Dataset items
--- START ---

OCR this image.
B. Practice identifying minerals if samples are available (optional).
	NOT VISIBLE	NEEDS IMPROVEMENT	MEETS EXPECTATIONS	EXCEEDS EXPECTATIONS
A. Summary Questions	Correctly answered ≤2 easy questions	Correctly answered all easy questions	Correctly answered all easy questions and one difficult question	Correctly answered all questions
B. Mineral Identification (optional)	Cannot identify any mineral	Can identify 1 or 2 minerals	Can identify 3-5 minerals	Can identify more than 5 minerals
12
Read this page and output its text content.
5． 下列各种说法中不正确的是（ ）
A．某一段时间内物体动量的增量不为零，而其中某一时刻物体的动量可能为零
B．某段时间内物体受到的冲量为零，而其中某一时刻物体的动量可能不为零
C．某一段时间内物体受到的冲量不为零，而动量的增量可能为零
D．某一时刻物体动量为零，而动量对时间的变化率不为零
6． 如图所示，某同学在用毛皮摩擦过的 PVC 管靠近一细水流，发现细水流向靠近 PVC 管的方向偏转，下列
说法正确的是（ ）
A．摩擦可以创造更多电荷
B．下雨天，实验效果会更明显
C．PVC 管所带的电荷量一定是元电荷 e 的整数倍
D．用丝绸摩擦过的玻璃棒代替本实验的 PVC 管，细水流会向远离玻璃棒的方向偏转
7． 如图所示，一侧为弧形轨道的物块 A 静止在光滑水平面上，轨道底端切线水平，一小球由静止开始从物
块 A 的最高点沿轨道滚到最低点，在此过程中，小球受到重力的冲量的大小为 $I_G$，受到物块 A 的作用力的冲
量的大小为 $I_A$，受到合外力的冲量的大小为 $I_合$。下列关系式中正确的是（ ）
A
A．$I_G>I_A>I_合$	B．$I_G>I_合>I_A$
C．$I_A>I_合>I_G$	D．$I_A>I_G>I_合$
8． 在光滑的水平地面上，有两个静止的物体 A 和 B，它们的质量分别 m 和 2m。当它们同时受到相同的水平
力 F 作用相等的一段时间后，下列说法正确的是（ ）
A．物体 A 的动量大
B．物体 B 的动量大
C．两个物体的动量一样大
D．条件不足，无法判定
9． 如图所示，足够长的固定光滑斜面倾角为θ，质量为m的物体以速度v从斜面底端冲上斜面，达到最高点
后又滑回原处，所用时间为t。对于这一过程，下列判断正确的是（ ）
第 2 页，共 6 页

--- END ---

_Exercise:_ Write out the entire listing exactly.

_The completed task:_
OCR this image.
B. Practice identifying minerals if samples are available (optional).
	NOT VISIBLE	NEEDS IMPROVEMENT	MEETS EXPECTATIONS	EXCEEDS EXPECTATIONS
A. Summary Questions	Correctly answered ≤2 easy questions	Correctly answered all easy questions	Correctly answered all easy questions and one difficult question	Correctly answered all questions
B. Mineral Identification (optional)	Cannot identify any mineral	Can identify 1 or 2 minerals	Can identify 3-5 minerals	Can identify more than 5 minerals
12
Read this page and output its text content.
5． 下列各种说法中不正确的是（ ）
A．某一段时间内物体动量的增量不为零，而其中某一时刻物体的动量可能为零
B．某段时间内物体受到的冲量为零，而其中某一时刻物体的动量可能不为零
C．某一段时间内物体受到的冲量不为零，而动量的增量可能为零
D．某一时刻物体动量为零，而动量对时间的变化率不为零
6． 如图所示，某同学在用毛皮摩擦过的 PVC 管靠近一细水流，发现细水流向靠近 PVC 管的方向偏转，下列
说法正确的是（ ）
A．摩擦可以创造更多电荷
B．下雨天，实验效果会更明显
C．PVC 管所带的电荷量一定是元电荷 e 的整数倍
D．用丝绸摩擦过的玻璃棒代替本实验的 PVC 管，细水流会向远离玻璃棒的方向偏转
7． 如图所示，一侧为弧形轨道的物块 A 静止在光滑水平面上，轨道底端切线水平，一小球由静止开始从物
块 A 的最高点沿轨道滚到最低点，在此过程中，小球受到重力的冲量的大小为 $I_G$，受到物块 A 的作用力的冲
量的大小为 $I_A$，受到合外力的冲量的大小为 $I_合$。下列关系式中正确的是（ ）
A
A．$I_G>I_A>I_合$	B．$I_G>I_合>I_A$
C．$I_A>I_合>I_G$	D．$I_A>I_G>I_合$
8． 在光滑的水平地面上，有两个静止的物体 A 和 B，它们的质量分别 m 和 2m。当它们同时受到相同的水平
力 F 作用相等的一段时间后，下列说法正确的是（ ）
A．物体 A 的动量大
B．物体 B 的动量大
C．两个物体的动量一样大
D．条件不足，无法判定
9． 如图所示，足够长的固定光滑斜面倾角为θ，质量为m的物体以速度v从斜面底端冲上斜面，达到最高点
后又滑回原处，所用时间为t。对于这一过程，下列判断正确的是（ ）
第 2 页，共 6 页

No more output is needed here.